<<<<

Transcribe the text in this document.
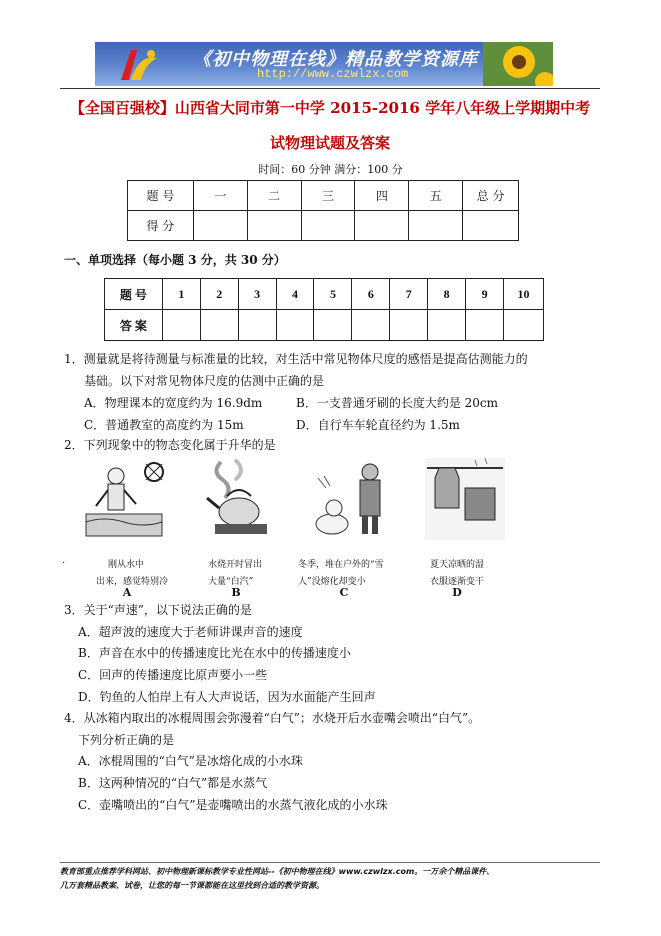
《初中物理在线》精品教学资源库
http://www.czwlzx.com
【全国百强校】山西省大同市第一中学 2015-2016 学年八年级上学期期中考
试物理试题及答案
时间：60 分钟 满分：100 分
题 号	一	二	三	四	五	总 分
得 分						
一、单项选择（每小题 3 分，共 30 分）
题 号	1	2	3	4	5	6	7	8	9	10
答 案										
1．测量就是将待测量与标准量的比较，对生活中常见物体尺度的感悟是提高估测能力的
基础。以下对常见物体尺度的估测中正确的是
A．物理课本的宽度约为 16.9dm	B．一支普通牙刷的长度大约是 20cm
C．普通教室的高度约为 15m	D．自行车车轮直径约为 1.5m
2．下列现象中的物态变化属于升华的是
·	刚从水中
出来，感觉特别冷
A
水烧开时冒出
大量“白汽”
B
冬季，堆在户外的“雪
人”没熔化却变小
C
夏天凉晒的湿
衣服逐渐变干
D
3．关于“声速”，以下说法正确的是
A．超声波的速度大于老师讲课声音的速度
B．声音在水中的传播速度比光在水中的传播速度小
C．回声的传播速度比原声要小一些
D．钓鱼的人怕岸上有人大声说话，因为水面能产生回声
4．从冰箱内取出的冰棍周围会弥漫着“白气”；水烧开后水壶嘴会喷出“白气”。
下列分析正确的是
A．冰棍周围的“白气”是冰熔化成的小水珠
B．这两种情况的“白气”都是水蒸气
C．壶嘴喷出的“白气”是壶嘴喷出的水蒸气液化成的小水珠
教育部重点推荐学科网站、初中物理新课标教学专业性网站--《初中物理在线》www.czwlzx.com。一万余个精品课件、
几万套精品教案、试卷，让您的每一节课都能在这里找到合适的教学资源。
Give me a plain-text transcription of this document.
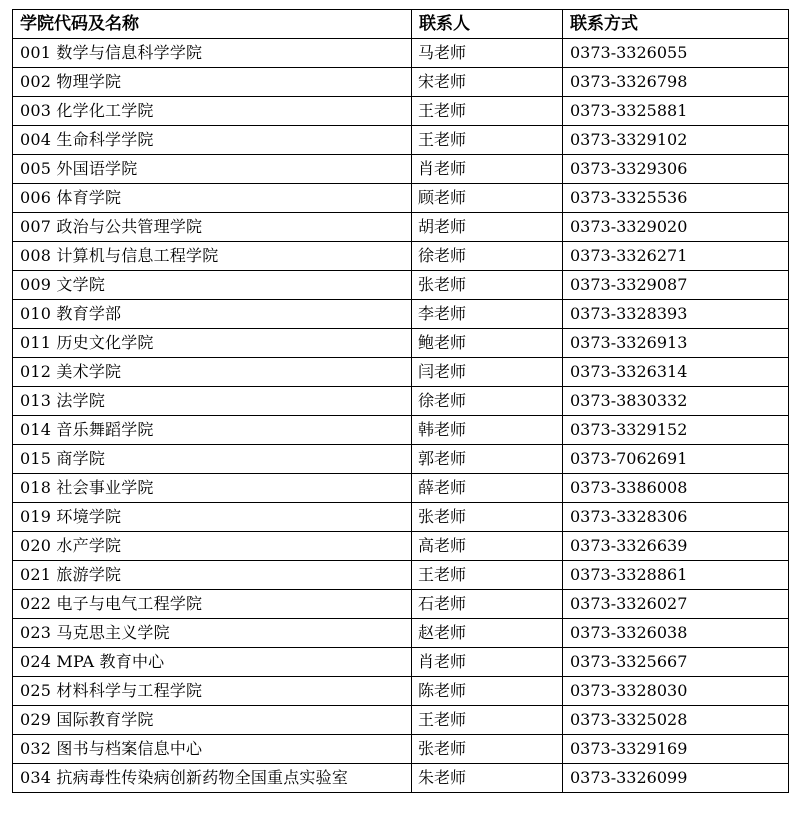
学院代码及名称	联系人	联系方式
001 数学与信息科学学院	马老师	0373-3326055
002 物理学院	宋老师	0373-3326798
003 化学化工学院	王老师	0373-3325881
004 生命科学学院	王老师	0373-3329102
005 外国语学院	肖老师	0373-3329306
006 体育学院	顾老师	0373-3325536
007 政治与公共管理学院	胡老师	0373-3329020
008 计算机与信息工程学院	徐老师	0373-3326271
009 文学院	张老师	0373-3329087
010 教育学部	李老师	0373-3328393
011 历史文化学院	鲍老师	0373-3326913
012 美术学院	闫老师	0373-3326314
013 法学院	徐老师	0373-3830332
014 音乐舞蹈学院	韩老师	0373-3329152
015 商学院	郭老师	0373-7062691
018 社会事业学院	薛老师	0373-3386008
019 环境学院	张老师	0373-3328306
020 水产学院	高老师	0373-3326639
021 旅游学院	王老师	0373-3328861
022 电子与电气工程学院	石老师	0373-3326027
023 马克思主义学院	赵老师	0373-3326038
024 MPA 教育中心	肖老师	0373-3325667
025 材料科学与工程学院	陈老师	0373-3328030
029 国际教育学院	王老师	0373-3325028
032 图书与档案信息中心	张老师	0373-3329169
034 抗病毒性传染病创新药物全国重点实验室	朱老师	0373-3326099
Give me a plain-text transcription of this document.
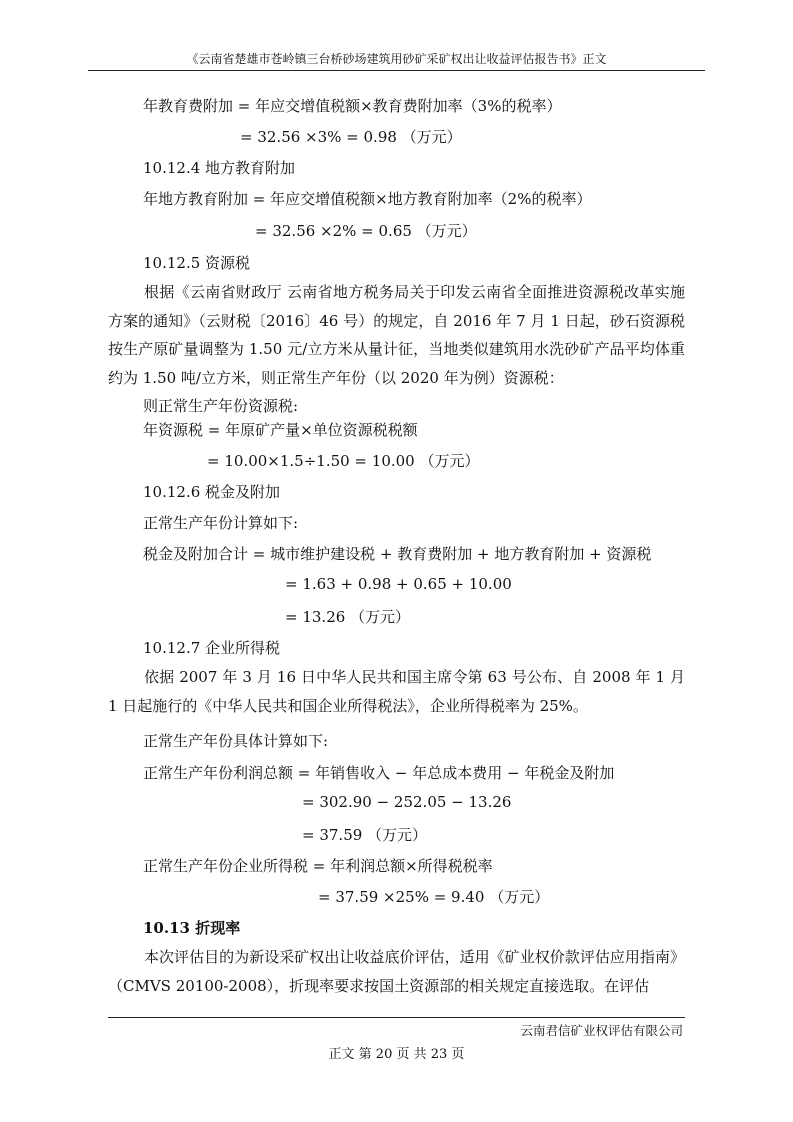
《云南省楚雄市苍岭镇三台桥砂场建筑用砂矿采矿权出让收益评估报告书》正文
年教育费附加 = 年应交增值税额×教育费附加率（3%的税率）
= 32.56 ×3% = 0.98 （万元）
10.12.4 地方教育附加
年地方教育附加 = 年应交增值税额×地方教育附加率（2%的税率）
= 32.56 ×2% = 0.65 （万元）
10.12.5 资源税
根据《云南省财政厅 云南省地方税务局关于印发云南省全面推进资源税改革实施方案的通知》（云财税〔2016〕46 号）的规定，自 2016 年 7 月 1 日起，砂石资源税按生产原矿量调整为 1.50 元/立方米从量计征，当地类似建筑用水洗砂矿产品平均体重约为 1.50 吨/立方米，则正常生产年份（以 2020 年为例）资源税：
则正常生产年份资源税:
年资源税 = 年原矿产量×单位资源税税额
= 10.00×1.5÷1.50 = 10.00 （万元）
10.12.6 税金及附加
正常生产年份计算如下:
税金及附加合计 = 城市维护建设税 + 教育费附加 + 地方教育附加 + 资源税
= 1.63 + 0.98 + 0.65 + 10.00
= 13.26 （万元）
10.12.7 企业所得税
依据 2007 年 3 月 16 日中华人民共和国主席令第 63 号公布、自 2008 年 1 月 1 日起施行的《中华人民共和国企业所得税法》，企业所得税率为 25%。
正常生产年份具体计算如下:
正常生产年份利润总额 = 年销售收入 − 年总成本费用 − 年税金及附加
= 302.90 − 252.05 − 13.26
= 37.59 （万元）
正常生产年份企业所得税 = 年利润总额×所得税税率
= 37.59 ×25% = 9.40 （万元）
10.13 折现率
本次评估目的为新设采矿权出让收益底价评估，适用《矿业权价款评估应用指南》（CMVS 20100-2008），折现率要求按国土资源部的相关规定直接选取。在评估
云南君信矿业权评估有限公司
正文 第 20 页 共 23 页
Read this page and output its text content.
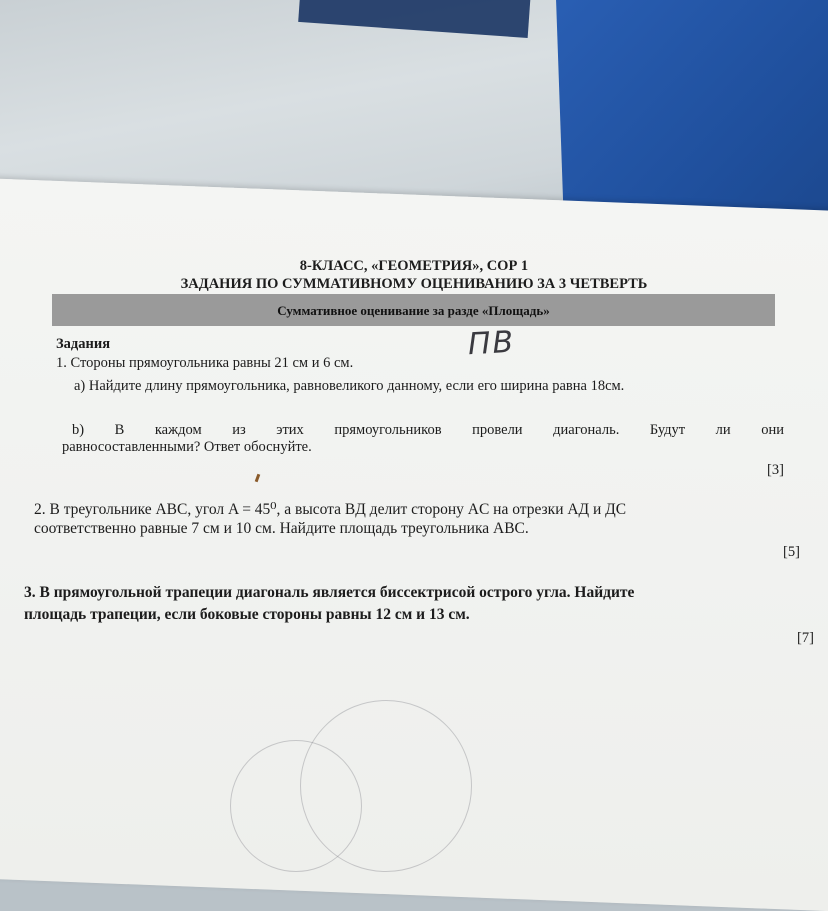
8-КЛАСС, «ГЕОМЕТРИЯ», СОР 1
ЗАДАНИЯ ПО СУММАТИВНОМУ ОЦЕНИВАНИЮ ЗА 3 ЧЕТВЕРТЬ
Суммативное оценивание за разде «Площадь»
ΠВ
Задания
1. Стороны прямоугольника равны 21 см и 6 см.
а) Найдите длину прямоугольника, равновеликого данному, если его ширина равна 18см.
b) В каждом из этих прямоугольников провели диагональ. Будут ли они
равносоставленными? Ответ обоснуйте.
[3]
2. В треугольнике ABC, угол A = 45⁰, а высота BД делит сторону AC на отрезки AД и ДC
соответственно равные 7 см и 10 см. Найдите площадь треугольника ABC.
[5]
3. В прямоугольной трапеции диагональ является биссектрисой острого угла. Найдите
площадь трапеции, если боковые стороны равны 12 см и 13 см.
[7]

>>>>

● Objective: Scan the material above. Return every line containing the string "трапеции".

● Exercise answer:
3. В прямоугольной трапеции диагональ является биссектрисой острого угла. Найдите
площадь трапеции, если боковые стороны равны 12 см и 13 см.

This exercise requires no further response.